-- start Given records --

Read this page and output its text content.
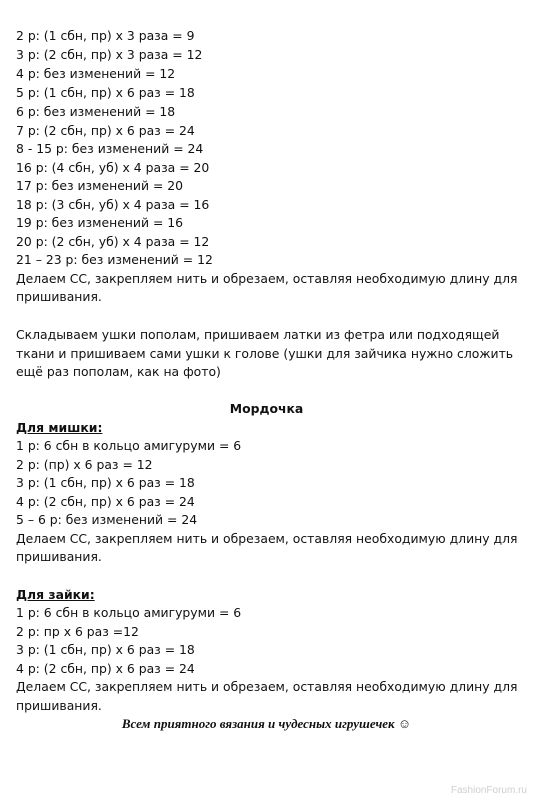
2 р: (1 сбн, пр) х 3 раза = 9
3 р: (2 сбн, пр) х 3 раза = 12
4 р: без изменений = 12
5 р: (1 сбн, пр) х 6 раз = 18
6 р: без изменений = 18
7 р: (2 сбн, пр) х 6 раз = 24
8 - 15 р: без изменений = 24
16 р: (4 сбн, уб) х 4 раза = 20
17 р: без изменений = 20
18 р: (3 сбн, уб) х 4 раза = 16
19 р: без изменений = 16
20 р: (2 сбн, уб) х 4 раза = 12
21 – 23 р: без изменений = 12
Делаем СС, закрепляем нить и обрезаем, оставляя необходимую длину для
пришивания.
Складываем ушки пополам, пришиваем латки из фетра или подходящей
ткани и пришиваем сами ушки к голове (ушки для зайчика нужно сложить
ещё раз пополам, как на фото)
Мордочка
Для мишки:
1 р: 6 сбн в кольцо амигуруми = 6
2 р: (пр) х 6 раз = 12
3 р: (1 сбн, пр) х 6 раз = 18
4 р: (2 сбн, пр) х 6 раз = 24
5 – 6 р: без изменений = 24
Делаем СС, закрепляем нить и обрезаем, оставляя необходимую длину для
пришивания.
Для зайки:
1 р: 6 сбн в кольцо амигуруми = 6
2 р: пр х 6 раз =12
3 р: (1 сбн, пр) х 6 раз = 18
4 р: (2 сбн, пр) х 6 раз = 24
Делаем СС, закрепляем нить и обрезаем, оставляя необходимую длину для
пришивания.
Всем приятного вязания и чудесных игрушечек ☺
FashionForum.ru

-- end Given records --

§ Objective: Reproduce every record word for word. The copy must contain no pictures.

§ Task solution:
Read this page and output its text content.
2 р: (1 сбн, пр) х 3 раза = 9
3 р: (2 сбн, пр) х 3 раза = 12
4 р: без изменений = 12
5 р: (1 сбн, пр) х 6 раз = 18
6 р: без изменений = 18
7 р: (2 сбн, пр) х 6 раз = 24
8 - 15 р: без изменений = 24
16 р: (4 сбн, уб) х 4 раза = 20
17 р: без изменений = 20
18 р: (3 сбн, уб) х 4 раза = 16
19 р: без изменений = 16
20 р: (2 сбн, уб) х 4 раза = 12
21 – 23 р: без изменений = 12
Делаем СС, закрепляем нить и обрезаем, оставляя необходимую длину для
пришивания.
Складываем ушки пополам, пришиваем латки из фетра или подходящей
ткани и пришиваем сами ушки к голове (ушки для зайчика нужно сложить
ещё раз пополам, как на фото)
Мордочка
Для мишки:
1 р: 6 сбн в кольцо амигуруми = 6
2 р: (пр) х 6 раз = 12
3 р: (1 сбн, пр) х 6 раз = 18
4 р: (2 сбн, пр) х 6 раз = 24
5 – 6 р: без изменений = 24
Делаем СС, закрепляем нить и обрезаем, оставляя необходимую длину для
пришивания.
Для зайки:
1 р: 6 сбн в кольцо амигуруми = 6
2 р: пр х 6 раз =12
3 р: (1 сбн, пр) х 6 раз = 18
4 р: (2 сбн, пр) х 6 раз = 24
Делаем СС, закрепляем нить и обрезаем, оставляя необходимую длину для
пришивания.
Всем приятного вязания и чудесных игрушечек ☺
FashionForum.ru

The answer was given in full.